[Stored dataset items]
------------------------
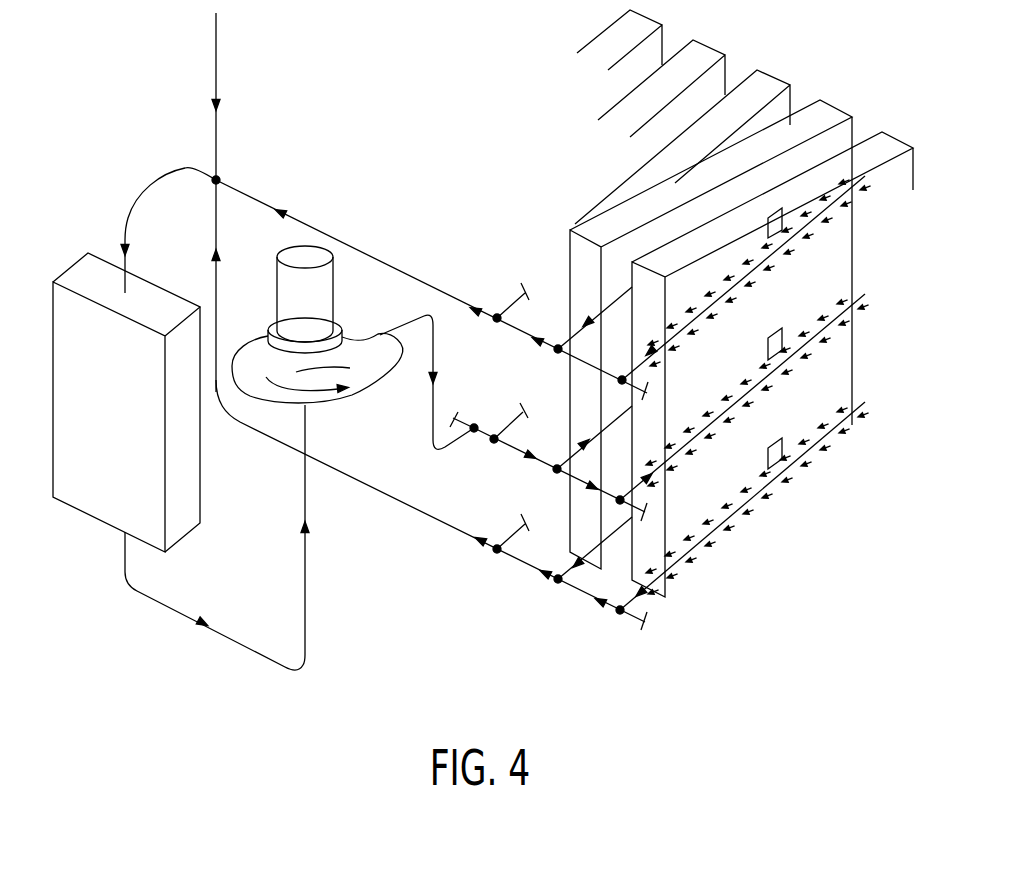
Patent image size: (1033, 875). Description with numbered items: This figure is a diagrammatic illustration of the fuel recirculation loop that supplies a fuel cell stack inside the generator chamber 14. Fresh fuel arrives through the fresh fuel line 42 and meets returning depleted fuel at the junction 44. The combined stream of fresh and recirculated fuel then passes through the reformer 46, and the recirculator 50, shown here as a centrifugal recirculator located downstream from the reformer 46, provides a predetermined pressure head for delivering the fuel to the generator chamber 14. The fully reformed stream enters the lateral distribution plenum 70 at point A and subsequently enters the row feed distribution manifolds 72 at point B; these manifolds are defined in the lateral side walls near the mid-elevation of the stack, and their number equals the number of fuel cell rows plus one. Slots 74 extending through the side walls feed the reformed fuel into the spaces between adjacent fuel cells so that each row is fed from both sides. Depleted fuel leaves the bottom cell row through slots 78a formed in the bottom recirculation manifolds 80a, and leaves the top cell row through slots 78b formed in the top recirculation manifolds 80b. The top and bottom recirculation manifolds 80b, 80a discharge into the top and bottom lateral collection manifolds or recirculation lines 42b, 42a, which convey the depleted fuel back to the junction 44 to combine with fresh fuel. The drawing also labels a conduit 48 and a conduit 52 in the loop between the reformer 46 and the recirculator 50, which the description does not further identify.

The generator chamber 14 is at (562, 206).
The fresh fuel line 42 is at (218, 57).
The recirculation line 42a is at (386, 259).
The recirculation line 42b is at (382, 492).
The junction 44 is at (217, 179).
The reformer 46 is at (96, 517).
The pump inlet line 48 is at (247, 650).
The recirculator 50 is at (354, 398).
The pump outlet line 52 is at (450, 455).
The lateral distribution plenum 70 is at (485, 432).
The row feed distribution manifolds 72 is at (638, 495).
The slots 74 is at (800, 355).
The slots 78a is at (798, 468).
The slots 78b is at (800, 228).
The bottom recirculation manifolds 80a is at (655, 575).
The top recirculation manifolds 80b is at (670, 340).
------------------------
### Problem statement
Print the records again exactly, pictures excluded.

### Result of this task
Patent image size: (1033, 875). Description with numbered items: This figure is a diagrammatic illustration of the fuel recirculation loop that supplies a fuel cell stack inside the generator chamber 14. Fresh fuel arrives through the fresh fuel line 42 and meets returning depleted fuel at the junction 44. The combined stream of fresh and recirculated fuel then passes through the reformer 46, and the recirculator 50, shown here as a centrifugal recirculator located downstream from the reformer 46, provides a predetermined pressure head for delivering the fuel to the generator chamber 14. The fully reformed stream enters the lateral distribution plenum 70 at point A and subsequently enters the row feed distribution manifolds 72 at point B; these manifolds are defined in the lateral side walls near the mid-elevation of the stack, and their number equals the number of fuel cell rows plus one. Slots 74 extending through the side walls feed the reformed fuel into the spaces between adjacent fuel cells so that each row is fed from both sides. Depleted fuel leaves the bottom cell row through slots 78a formed in the bottom recirculation manifolds 80a, and leaves the top cell row through slots 78b formed in the top recirculation manifolds 80b. The top and bottom recirculation manifolds 80b, 80a discharge into the top and bottom lateral collection manifolds or recirculation lines 42b, 42a, which convey the depleted fuel back to the junction 44 to combine with fresh fuel. The drawing also labels a conduit 48 and a conduit 52 in the loop between the reformer 46 and the recirculator 50, which the description does not further identify.

The generator chamber 14 is at (562, 206).
The fresh fuel line 42 is at (218, 57).
The recirculation line 42a is at (386, 259).
The recirculation line 42b is at (382, 492).
The junction 44 is at (217, 179).
The reformer 46 is at (96, 517).
The pump inlet line 48 is at (247, 650).
The recirculator 50 is at (354, 398).
The pump outlet line 52 is at (450, 455).
The lateral distribution plenum 70 is at (485, 432).
The row feed distribution manifolds 72 is at (638, 495).
The slots 74 is at (800, 355).
The slots 78a is at (798, 468).
The slots 78b is at (800, 228).
The bottom recirculation manifolds 80a is at (655, 575).
The top recirculation manifolds 80b is at (670, 340).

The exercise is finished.